# What you should do:
Transcribe each of the following lines word for word.

--- Start Records provided ---

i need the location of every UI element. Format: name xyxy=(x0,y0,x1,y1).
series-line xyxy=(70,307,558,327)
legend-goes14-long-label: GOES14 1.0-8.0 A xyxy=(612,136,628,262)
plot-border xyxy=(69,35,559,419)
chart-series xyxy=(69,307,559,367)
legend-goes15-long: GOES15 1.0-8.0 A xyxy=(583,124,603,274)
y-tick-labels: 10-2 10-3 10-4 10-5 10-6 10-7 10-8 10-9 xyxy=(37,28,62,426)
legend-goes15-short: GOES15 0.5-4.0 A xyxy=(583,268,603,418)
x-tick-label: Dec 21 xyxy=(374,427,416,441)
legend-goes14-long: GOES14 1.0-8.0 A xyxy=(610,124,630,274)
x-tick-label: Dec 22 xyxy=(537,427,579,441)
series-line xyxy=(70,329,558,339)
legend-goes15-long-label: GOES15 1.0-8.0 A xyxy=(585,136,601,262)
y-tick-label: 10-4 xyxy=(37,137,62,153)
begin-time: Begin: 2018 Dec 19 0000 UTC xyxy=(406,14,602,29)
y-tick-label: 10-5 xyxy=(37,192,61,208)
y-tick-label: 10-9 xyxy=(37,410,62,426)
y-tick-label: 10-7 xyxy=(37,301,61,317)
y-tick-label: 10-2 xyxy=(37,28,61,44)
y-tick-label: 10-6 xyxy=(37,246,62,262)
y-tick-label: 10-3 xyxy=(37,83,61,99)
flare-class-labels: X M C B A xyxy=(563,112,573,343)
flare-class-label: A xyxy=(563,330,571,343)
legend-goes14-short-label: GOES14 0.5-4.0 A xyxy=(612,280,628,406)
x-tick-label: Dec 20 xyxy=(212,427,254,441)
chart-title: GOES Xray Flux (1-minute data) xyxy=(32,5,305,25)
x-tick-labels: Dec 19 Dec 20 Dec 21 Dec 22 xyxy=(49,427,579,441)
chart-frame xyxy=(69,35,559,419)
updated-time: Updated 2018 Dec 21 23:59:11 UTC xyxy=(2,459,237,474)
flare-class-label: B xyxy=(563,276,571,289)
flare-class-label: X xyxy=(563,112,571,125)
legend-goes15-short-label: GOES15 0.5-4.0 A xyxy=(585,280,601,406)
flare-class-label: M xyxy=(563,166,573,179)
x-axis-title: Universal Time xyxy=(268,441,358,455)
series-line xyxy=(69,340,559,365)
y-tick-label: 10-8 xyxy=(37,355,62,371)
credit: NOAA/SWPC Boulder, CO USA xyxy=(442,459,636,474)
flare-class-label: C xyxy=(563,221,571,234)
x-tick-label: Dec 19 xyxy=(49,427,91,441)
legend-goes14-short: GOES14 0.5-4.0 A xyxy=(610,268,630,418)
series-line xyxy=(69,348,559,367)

--- End Records provided ---

# Final result:
i need the location of every UI element. Format: name xyxy=(x0,y0,x1,y1).
series-line xyxy=(70,307,558,327)
legend-goes14-long-label: GOES14 1.0-8.0 A xyxy=(612,136,628,262)
plot-border xyxy=(69,35,559,419)
chart-series xyxy=(69,307,559,367)
legend-goes15-long: GOES15 1.0-8.0 A xyxy=(583,124,603,274)
y-tick-labels: 10-2 10-3 10-4 10-5 10-6 10-7 10-8 10-9 xyxy=(37,28,62,426)
legend-goes15-short: GOES15 0.5-4.0 A xyxy=(583,268,603,418)
x-tick-label: Dec 21 xyxy=(374,427,416,441)
legend-goes14-long: GOES14 1.0-8.0 A xyxy=(610,124,630,274)
x-tick-label: Dec 22 xyxy=(537,427,579,441)
series-line xyxy=(70,329,558,339)
legend-goes15-long-label: GOES15 1.0-8.0 A xyxy=(585,136,601,262)
y-tick-label: 10-4 xyxy=(37,137,62,153)
begin-time: Begin: 2018 Dec 19 0000 UTC xyxy=(406,14,602,29)
y-tick-label: 10-5 xyxy=(37,192,61,208)
y-tick-label: 10-9 xyxy=(37,410,62,426)
y-tick-label: 10-7 xyxy=(37,301,61,317)
y-tick-label: 10-2 xyxy=(37,28,61,44)
y-tick-label: 10-6 xyxy=(37,246,62,262)
y-tick-label: 10-3 xyxy=(37,83,61,99)
flare-class-labels: X M C B A xyxy=(563,112,573,343)
flare-class-label: A xyxy=(563,330,571,343)
legend-goes14-short-label: GOES14 0.5-4.0 A xyxy=(612,280,628,406)
x-tick-label: Dec 20 xyxy=(212,427,254,441)
chart-title: GOES Xray Flux (1-minute data) xyxy=(32,5,305,25)
x-tick-labels: Dec 19 Dec 20 Dec 21 Dec 22 xyxy=(49,427,579,441)
chart-frame xyxy=(69,35,559,419)
updated-time: Updated 2018 Dec 21 23:59:11 UTC xyxy=(2,459,237,474)
flare-class-label: B xyxy=(563,276,571,289)
flare-class-label: X xyxy=(563,112,571,125)
legend-goes15-short-label: GOES15 0.5-4.0 A xyxy=(585,280,601,406)
flare-class-label: M xyxy=(563,166,573,179)
x-axis-title: Universal Time xyxy=(268,441,358,455)
series-line xyxy=(69,340,559,365)
y-tick-label: 10-8 xyxy=(37,355,62,371)
credit: NOAA/SWPC Boulder, CO USA xyxy=(442,459,636,474)
flare-class-label: C xyxy=(563,221,571,234)
x-tick-label: Dec 19 xyxy=(49,427,91,441)
legend-goes14-short: GOES14 0.5-4.0 A xyxy=(610,268,630,418)
series-line xyxy=(69,348,559,367)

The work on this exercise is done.